Task details:
Give every line again exactly as it appears, please, but not the pictures.

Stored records

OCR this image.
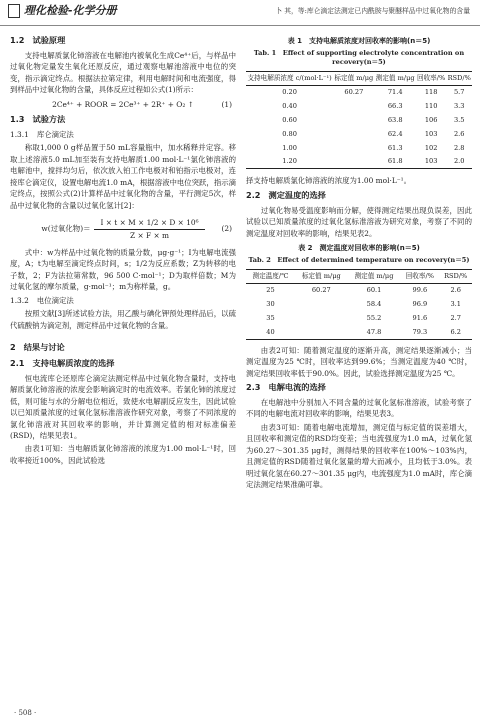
理化检验-化学分册	卜 其，等:库仑滴定法测定已内酰胺与聚醚样品中过氧化物的含量
1.2 试验原理

支持电解质氯化铈溶液在电解池内被氧化生成Ce⁴⁺后，与样品中过氧化物定量发生氧化还原反应，通过观察电解池溶液中电位的突变，指示滴定终点。根据法拉第定律，利用电解时间和电流强度，得到样品中过氧化物的含量，具体反应过程如公式(1)所示：

2Ce⁴⁺ + ROOR = 2Ce³⁺ + 2R⁺ + O₂ ↑	(1)
1.3 试验方法
1.3.1 库仑滴定法

称取1,000 0 g样品置于50 mL容量瓶中，加水稀释并定容。移取上述溶液5.0 mL加至装有支持电解质1.00 mol·L⁻¹氯化铈溶液的电解池中，搅拌均匀后，依次放入铂工作电极对和铂指示电极对，连接库仑滴定仪，设置电解电流1.0 mA，根据溶液中电位突跃，指示滴定终点，按照公式(2)计算样品中过氧化物的含量，平行测定5次，样品中过氧化物的含量以过氧化氢计[2]：

w(过氧化物)＝ $\frac{\text{I × t × M × 1/2 × D × 10⁶}}{Z \times F \times m} (2)$

式中：w为样品中过氧化物的质量分数，μg·g⁻¹；I为电解电流强度，A；t为电解至滴定终点时间，s；1/2为反应系数；Z为转移的电子数，2；F为法拉第常数，96 500 C·mol⁻¹；D为取样倍数；M为过氧化氢的摩尔质量，g·mol⁻¹；m为称样量，g。

1.3.2 电位滴定法

按照文献[3]所述试验方法，用乙酸与碘化钾预处理样品后，以硫代硫酸钠为滴定剂，测定样品中过氧化物的含量。

2 结果与讨论
2.1 支持电解质浓度的选择

恒电流库仑还原库仑滴定法测定样品中过氧化物含量时，支持电解质氯化铈溶液的浓度会影响滴定时的电流效率。若氯化铈的浓度过低，则可能与水的分解电位相近，致使水电解副反应发生，因此试验以已知质量浓度的过氧化氢标准溶液作研究对象，考察了不同浓度的氯化铈溶液对其回收率的影响，并计算测定值的相对标准偏差(RSD)，结果见表1。

由表1可知：当电解质氯化铈溶液的浓度为1.00 mol·L⁻¹时，回收率接近100%，因此试验选

表 1　支持电解质浓度对回收率的影响(n＝5)
Tab. 1　Effect of supporting electrolyte concentration on recovery(n＝5)
支持电解质浓度 c/(mol·L⁻¹)	标定值 m/μg	测定值 m/μg	回收率/%	RSD/%
0.20	60.27	71.4	118	5.7
0.40		66.3	110	3.3
0.60		63.8	106	3.5
0.80		62.4	103	2.6
1.00		61.3	102	2.8
1.20		61.8	103	2.0

择支持电解质氯化铈溶液的浓度为1.00 mol·L⁻¹。

2.2 测定温度的选择

过氧化物易受温度影响而分解，使得测定结果出现负误差，因此试验以已知质量浓度的过氧化氢标准溶液为研究对象，考察了不同的测定温度对回收率的影响，结果见表2。

表 2　测定温度对回收率的影响(n＝5)
Tab. 2　Effect of determined temperature on recovery(n＝5)
测定温度/℃	标定值 m/μg	测定值 m/μg	回收率/%	RSD/%
25	60.27	60.1	99.6	2.6
30		58.4	96.9	3.1
35		55.2	91.6	2.7
40		47.8	79.3	6.2

由表2可知：随着测定温度的逐渐升高，测定结果逐渐减小；当测定温度为25 ℃时，回收率达到99.6%；当测定温度为40 ℃时，测定结果回收率低于90.0%。因此，试验选择测定温度为25 ℃。

2.3 电解电流的选择

在电解池中分别加入不同含量的过氧化氢标准溶液，试验考察了不同的电解电流对回收率的影响，结果见表3。

由表3可知：随着电解电流增加，测定值与标定值的误差增大，且回收率和测定值的RSD均变差；当电流强度为1.0 mA，过氧化氢为60.27～301.35 μg时，测得结果的回收率在100%～103%内，且测定值的RSD随着过氧化氢量的增大而减小，且均低于3.0%。表明过氧化氢在60.27～301.35 μg内，电流强度为1.0 mA时，库仑滴定法测定结果准确可靠。

· 508 ·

The solution:
OCR this image.
理化检验-化学分册	卜 其，等:库仑滴定法测定已内酰胺与聚醚样品中过氧化物的含量
1.2 试验原理

支持电解质氯化铈溶液在电解池内被氧化生成Ce⁴⁺后，与样品中过氧化物定量发生氧化还原反应，通过观察电解池溶液中电位的突变，指示滴定终点。根据法拉第定律，利用电解时间和电流强度，得到样品中过氧化物的含量，具体反应过程如公式(1)所示：

2Ce⁴⁺ + ROOR = 2Ce³⁺ + 2R⁺ + O₂ ↑	(1)
1.3 试验方法
1.3.1 库仑滴定法

称取1,000 0 g样品置于50 mL容量瓶中，加水稀释并定容。移取上述溶液5.0 mL加至装有支持电解质1.00 mol·L⁻¹氯化铈溶液的电解池中，搅拌均匀后，依次放入铂工作电极对和铂指示电极对，连接库仑滴定仪，设置电解电流1.0 mA，根据溶液中电位突跃，指示滴定终点，按照公式(2)计算样品中过氧化物的含量，平行测定5次，样品中过氧化物的含量以过氧化氢计[2]：

w(过氧化物)＝ $\frac{\text{I × t × M × 1/2 × D × 10⁶}}{Z \times F \times m} (2)$

式中：w为样品中过氧化物的质量分数，μg·g⁻¹；I为电解电流强度，A；t为电解至滴定终点时间，s；1/2为反应系数；Z为转移的电子数，2；F为法拉第常数，96 500 C·mol⁻¹；D为取样倍数；M为过氧化氢的摩尔质量，g·mol⁻¹；m为称样量，g。

1.3.2 电位滴定法

按照文献[3]所述试验方法，用乙酸与碘化钾预处理样品后，以硫代硫酸钠为滴定剂，测定样品中过氧化物的含量。

2 结果与讨论
2.1 支持电解质浓度的选择

恒电流库仑还原库仑滴定法测定样品中过氧化物含量时，支持电解质氯化铈溶液的浓度会影响滴定时的电流效率。若氯化铈的浓度过低，则可能与水的分解电位相近，致使水电解副反应发生，因此试验以已知质量浓度的过氧化氢标准溶液作研究对象，考察了不同浓度的氯化铈溶液对其回收率的影响，并计算测定值的相对标准偏差(RSD)，结果见表1。

由表1可知：当电解质氯化铈溶液的浓度为1.00 mol·L⁻¹时，回收率接近100%，因此试验选

表 1　支持电解质浓度对回收率的影响(n＝5)
Tab. 1　Effect of supporting electrolyte concentration on recovery(n＝5)
支持电解质浓度 c/(mol·L⁻¹)	标定值 m/μg	测定值 m/μg	回收率/%	RSD/%
0.20	60.27	71.4	118	5.7
0.40		66.3	110	3.3
0.60		63.8	106	3.5
0.80		62.4	103	2.6
1.00		61.3	102	2.8
1.20		61.8	103	2.0

择支持电解质氯化铈溶液的浓度为1.00 mol·L⁻¹。

2.2 测定温度的选择

过氧化物易受温度影响而分解，使得测定结果出现负误差，因此试验以已知质量浓度的过氧化氢标准溶液为研究对象，考察了不同的测定温度对回收率的影响，结果见表2。

表 2　测定温度对回收率的影响(n＝5)
Tab. 2　Effect of determined temperature on recovery(n＝5)
测定温度/℃	标定值 m/μg	测定值 m/μg	回收率/%	RSD/%
25	60.27	60.1	99.6	2.6
30		58.4	96.9	3.1
35		55.2	91.6	2.7
40		47.8	79.3	6.2

由表2可知：随着测定温度的逐渐升高，测定结果逐渐减小；当测定温度为25 ℃时，回收率达到99.6%；当测定温度为40 ℃时，测定结果回收率低于90.0%。因此，试验选择测定温度为25 ℃。

2.3 电解电流的选择

在电解池中分别加入不同含量的过氧化氢标准溶液，试验考察了不同的电解电流对回收率的影响，结果见表3。

由表3可知：随着电解电流增加，测定值与标定值的误差增大，且回收率和测定值的RSD均变差；当电流强度为1.0 mA，过氧化氢为60.27～301.35 μg时，测得结果的回收率在100%～103%内，且测定值的RSD随着过氧化氢量的增大而减小，且均低于3.0%。表明过氧化氢在60.27～301.35 μg内，电流强度为1.0 mA时，库仑滴定法测定结果准确可靠。

· 508 ·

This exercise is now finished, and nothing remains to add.